Stored data:

————————

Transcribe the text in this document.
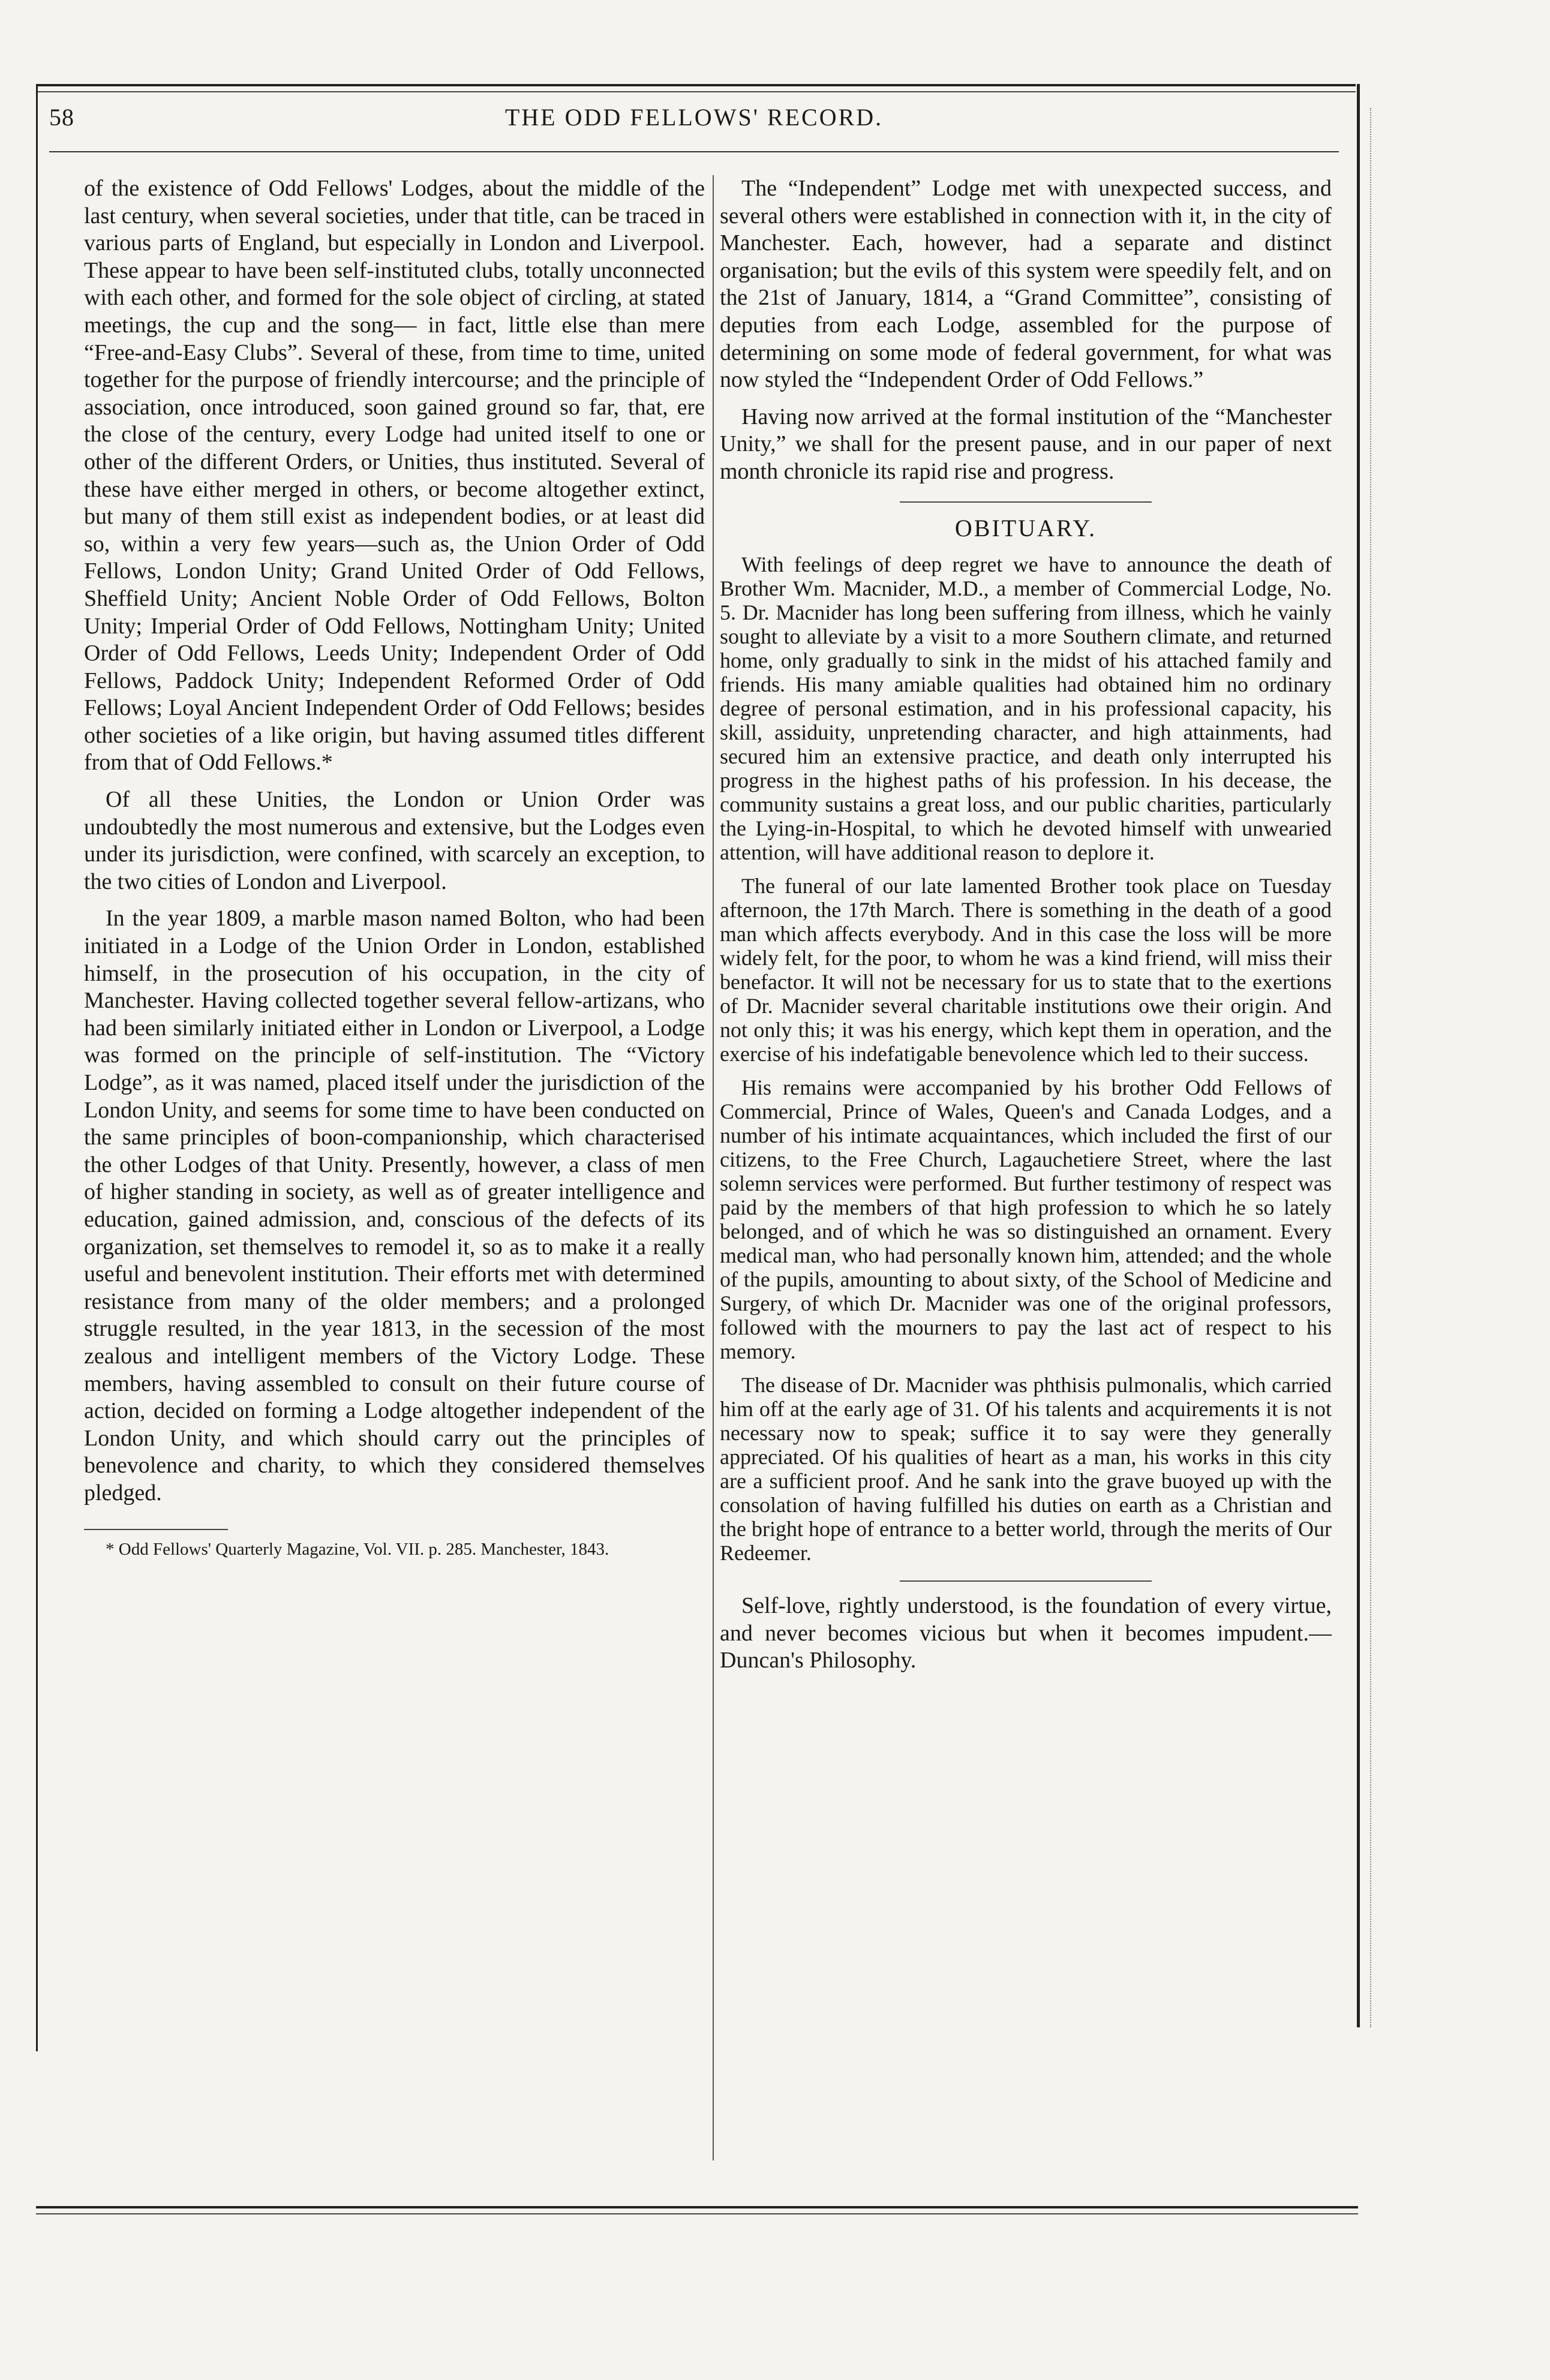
58	THE ODD FELLOWS' RECORD.

of the existence of Odd Fellows' Lodges, about the middle of the last century, when several societies, under that title, can be traced in various parts of England, but especially in London and Liverpool. These appear to have been self-instituted clubs, totally unconnected with each other, and formed for the sole object of circling, at stated meetings, the cup and the song— in fact, little else than mere “Free-and-Easy Clubs”. Several of these, from time to time, united together for the purpose of friendly intercourse; and the principle of association, once introduced, soon gained ground so far, that, ere the close of the century, every Lodge had united itself to one or other of the different Orders, or Unities, thus instituted. Several of these have either merged in others, or become altogether extinct, but many of them still exist as independent bodies, or at least did so, within a very few years—such as, the Union Order of Odd Fellows, London Unity; Grand United Order of Odd Fellows, Sheffield Unity; Ancient Noble Order of Odd Fellows, Bolton Unity; Imperial Order of Odd Fellows, Nottingham Unity; United Order of Odd Fellows, Leeds Unity; Independent Order of Odd Fellows, Paddock Unity; Independent Reformed Order of Odd Fellows; Loyal Ancient Independent Order of Odd Fellows; besides other societies of a like origin, but having assumed titles different from that of Odd Fellows.*

Of all these Unities, the London or Union Order was undoubtedly the most numerous and extensive, but the Lodges even under its jurisdiction, were confined, with scarcely an exception, to the two cities of London and Liverpool.

In the year 1809, a marble mason named Bolton, who had been initiated in a Lodge of the Union Order in London, established himself, in the prosecution of his occupation, in the city of Manchester. Having collected together several fellow-artizans, who had been similarly initiated either in London or Liverpool, a Lodge was formed on the principle of self-institution. The “Victory Lodge”, as it was named, placed itself under the jurisdiction of the London Unity, and seems for some time to have been conducted on the same principles of boon-companionship, which characterised the other Lodges of that Unity. Presently, however, a class of men of higher standing in society, as well as of greater intelligence and education, gained admission, and, conscious of the defects of its organization, set themselves to remodel it, so as to make it a really useful and benevolent institution. Their efforts met with determined resistance from many of the older members; and a prolonged struggle resulted, in the year 1813, in the secession of the most zealous and intelligent members of the Victory Lodge. These members, having assembled to consult on their future course of action, decided on forming a Lodge altogether independent of the London Unity, and which should carry out the principles of benevolence and charity, to which they considered themselves pledged.

* Odd Fellows' Quarterly Magazine, Vol. VII. p. 285. Manchester, 1843.

The “Independent” Lodge met with unexpected success, and several others were established in connection with it, in the city of Manchester. Each, however, had a separate and distinct organisation; but the evils of this system were speedily felt, and on the 21st of January, 1814, a “Grand Committee”, consisting of deputies from each Lodge, assembled for the purpose of determining on some mode of federal government, for what was now styled the “Independent Order of Odd Fellows.”

Having now arrived at the formal institution of the “Manchester Unity,” we shall for the present pause, and in our paper of next month chronicle its rapid rise and progress.

OBITUARY.

With feelings of deep regret we have to announce the death of Brother Wm. Macnider, M.D., a member of Commercial Lodge, No. 5. Dr. Macnider has long been suffering from illness, which he vainly sought to alleviate by a visit to a more Southern climate, and returned home, only gradually to sink in the midst of his attached family and friends. His many amiable qualities had obtained him no ordinary degree of personal estimation, and in his professional capacity, his skill, assiduity, unpretending character, and high attainments, had secured him an extensive practice, and death only interrupted his progress in the highest paths of his profession. In his decease, the community sustains a great loss, and our public charities, particularly the Lying-in-Hospital, to which he devoted himself with unwearied attention, will have additional reason to deplore it.

The funeral of our late lamented Brother took place on Tuesday afternoon, the 17th March. There is something in the death of a good man which affects everybody. And in this case the loss will be more widely felt, for the poor, to whom he was a kind friend, will miss their benefactor. It will not be necessary for us to state that to the exertions of Dr. Macnider several charitable institutions owe their origin. And not only this; it was his energy, which kept them in operation, and the exercise of his indefatigable benevolence which led to their success.

His remains were accompanied by his brother Odd Fellows of Commercial, Prince of Wales, Queen's and Canada Lodges, and a number of his intimate acquaintances, which included the first of our citizens, to the Free Church, Lagauchetiere Street, where the last solemn services were performed. But further testimony of respect was paid by the members of that high profession to which he so lately belonged, and of which he was so distinguished an ornament. Every medical man, who had personally known him, attended; and the whole of the pupils, amounting to about sixty, of the School of Medicine and Surgery, of which Dr. Macnider was one of the original professors, followed with the mourners to pay the last act of respect to his memory.

The disease of Dr. Macnider was phthisis pulmonalis, which carried him off at the early age of 31. Of his talents and acquirements it is not necessary now to speak; suffice it to say were they generally appreciated. Of his qualities of heart as a man, his works in this city are a sufficient proof. And he sank into the grave buoyed up with the consolation of having fulfilled his duties on earth as a Christian and the bright hope of entrance to a better world, through the merits of Our Redeemer.

Self-love, rightly understood, is the foundation of every virtue, and never becomes vicious but when it becomes impudent.—Duncan's Philosophy.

————————

Your task: Make an exact copy of the records above, with the pictures left out.

Expected answer:
Transcribe the text in this document.
58	THE ODD FELLOWS' RECORD.

of the existence of Odd Fellows' Lodges, about the middle of the last century, when several societies, under that title, can be traced in various parts of England, but especially in London and Liverpool. These appear to have been self-instituted clubs, totally unconnected with each other, and formed for the sole object of circling, at stated meetings, the cup and the song— in fact, little else than mere “Free-and-Easy Clubs”. Several of these, from time to time, united together for the purpose of friendly intercourse; and the principle of association, once introduced, soon gained ground so far, that, ere the close of the century, every Lodge had united itself to one or other of the different Orders, or Unities, thus instituted. Several of these have either merged in others, or become altogether extinct, but many of them still exist as independent bodies, or at least did so, within a very few years—such as, the Union Order of Odd Fellows, London Unity; Grand United Order of Odd Fellows, Sheffield Unity; Ancient Noble Order of Odd Fellows, Bolton Unity; Imperial Order of Odd Fellows, Nottingham Unity; United Order of Odd Fellows, Leeds Unity; Independent Order of Odd Fellows, Paddock Unity; Independent Reformed Order of Odd Fellows; Loyal Ancient Independent Order of Odd Fellows; besides other societies of a like origin, but having assumed titles different from that of Odd Fellows.*

Of all these Unities, the London or Union Order was undoubtedly the most numerous and extensive, but the Lodges even under its jurisdiction, were confined, with scarcely an exception, to the two cities of London and Liverpool.

In the year 1809, a marble mason named Bolton, who had been initiated in a Lodge of the Union Order in London, established himself, in the prosecution of his occupation, in the city of Manchester. Having collected together several fellow-artizans, who had been similarly initiated either in London or Liverpool, a Lodge was formed on the principle of self-institution. The “Victory Lodge”, as it was named, placed itself under the jurisdiction of the London Unity, and seems for some time to have been conducted on the same principles of boon-companionship, which characterised the other Lodges of that Unity. Presently, however, a class of men of higher standing in society, as well as of greater intelligence and education, gained admission, and, conscious of the defects of its organization, set themselves to remodel it, so as to make it a really useful and benevolent institution. Their efforts met with determined resistance from many of the older members; and a prolonged struggle resulted, in the year 1813, in the secession of the most zealous and intelligent members of the Victory Lodge. These members, having assembled to consult on their future course of action, decided on forming a Lodge altogether independent of the London Unity, and which should carry out the principles of benevolence and charity, to which they considered themselves pledged.

* Odd Fellows' Quarterly Magazine, Vol. VII. p. 285. Manchester, 1843.

The “Independent” Lodge met with unexpected success, and several others were established in connection with it, in the city of Manchester. Each, however, had a separate and distinct organisation; but the evils of this system were speedily felt, and on the 21st of January, 1814, a “Grand Committee”, consisting of deputies from each Lodge, assembled for the purpose of determining on some mode of federal government, for what was now styled the “Independent Order of Odd Fellows.”

Having now arrived at the formal institution of the “Manchester Unity,” we shall for the present pause, and in our paper of next month chronicle its rapid rise and progress.

OBITUARY.

With feelings of deep regret we have to announce the death of Brother Wm. Macnider, M.D., a member of Commercial Lodge, No. 5. Dr. Macnider has long been suffering from illness, which he vainly sought to alleviate by a visit to a more Southern climate, and returned home, only gradually to sink in the midst of his attached family and friends. His many amiable qualities had obtained him no ordinary degree of personal estimation, and in his professional capacity, his skill, assiduity, unpretending character, and high attainments, had secured him an extensive practice, and death only interrupted his progress in the highest paths of his profession. In his decease, the community sustains a great loss, and our public charities, particularly the Lying-in-Hospital, to which he devoted himself with unwearied attention, will have additional reason to deplore it.

The funeral of our late lamented Brother took place on Tuesday afternoon, the 17th March. There is something in the death of a good man which affects everybody. And in this case the loss will be more widely felt, for the poor, to whom he was a kind friend, will miss their benefactor. It will not be necessary for us to state that to the exertions of Dr. Macnider several charitable institutions owe their origin. And not only this; it was his energy, which kept them in operation, and the exercise of his indefatigable benevolence which led to their success.

His remains were accompanied by his brother Odd Fellows of Commercial, Prince of Wales, Queen's and Canada Lodges, and a number of his intimate acquaintances, which included the first of our citizens, to the Free Church, Lagauchetiere Street, where the last solemn services were performed. But further testimony of respect was paid by the members of that high profession to which he so lately belonged, and of which he was so distinguished an ornament. Every medical man, who had personally known him, attended; and the whole of the pupils, amounting to about sixty, of the School of Medicine and Surgery, of which Dr. Macnider was one of the original professors, followed with the mourners to pay the last act of respect to his memory.

The disease of Dr. Macnider was phthisis pulmonalis, which carried him off at the early age of 31. Of his talents and acquirements it is not necessary now to speak; suffice it to say were they generally appreciated. Of his qualities of heart as a man, his works in this city are a sufficient proof. And he sank into the grave buoyed up with the consolation of having fulfilled his duties on earth as a Christian and the bright hope of entrance to a better world, through the merits of Our Redeemer.

Self-love, rightly understood, is the foundation of every virtue, and never becomes vicious but when it becomes impudent.—Duncan's Philosophy.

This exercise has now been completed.